Collected data:
------------------------------------------------------------
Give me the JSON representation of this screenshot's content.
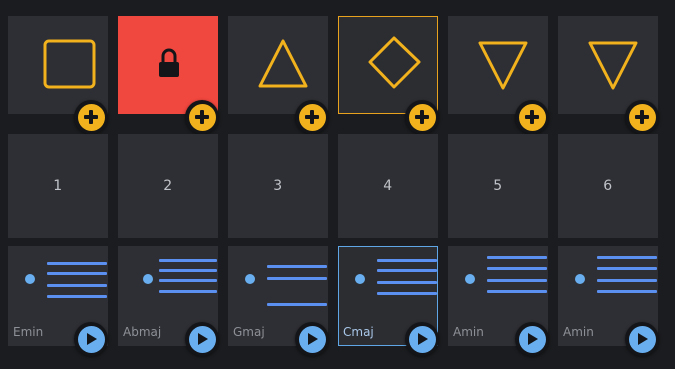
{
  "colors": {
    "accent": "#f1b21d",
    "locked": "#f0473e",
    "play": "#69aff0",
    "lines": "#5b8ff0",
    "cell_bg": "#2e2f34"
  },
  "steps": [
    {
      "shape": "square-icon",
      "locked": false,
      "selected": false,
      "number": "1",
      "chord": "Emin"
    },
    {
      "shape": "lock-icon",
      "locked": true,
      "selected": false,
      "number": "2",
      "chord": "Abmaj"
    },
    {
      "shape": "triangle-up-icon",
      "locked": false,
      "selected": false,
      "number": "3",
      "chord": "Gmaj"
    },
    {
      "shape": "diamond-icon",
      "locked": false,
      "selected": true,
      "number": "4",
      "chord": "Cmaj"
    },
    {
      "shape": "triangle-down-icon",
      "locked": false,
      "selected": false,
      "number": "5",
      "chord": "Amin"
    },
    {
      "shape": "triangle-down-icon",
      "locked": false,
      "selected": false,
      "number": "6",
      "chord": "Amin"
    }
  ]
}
------------------------------------------------------------
PROBLEM STATEMENT: Your task is to repeat the material above exactly, without its pictures.

WRITTEN ANSWER:
Give me the JSON representation of this screenshot's content.
{
  "colors": {
    "accent": "#f1b21d",
    "locked": "#f0473e",
    "play": "#69aff0",
    "lines": "#5b8ff0",
    "cell_bg": "#2e2f34"
  },
  "steps": [
    {
      "shape": "square-icon",
      "locked": false,
      "selected": false,
      "number": "1",
      "chord": "Emin"
    },
    {
      "shape": "lock-icon",
      "locked": true,
      "selected": false,
      "number": "2",
      "chord": "Abmaj"
    },
    {
      "shape": "triangle-up-icon",
      "locked": false,
      "selected": false,
      "number": "3",
      "chord": "Gmaj"
    },
    {
      "shape": "diamond-icon",
      "locked": false,
      "selected": true,
      "number": "4",
      "chord": "Cmaj"
    },
    {
      "shape": "triangle-down-icon",
      "locked": false,
      "selected": false,
      "number": "5",
      "chord": "Amin"
    },
    {
      "shape": "triangle-down-icon",
      "locked": false,
      "selected": false,
      "number": "6",
      "chord": "Amin"
    }
  ]
}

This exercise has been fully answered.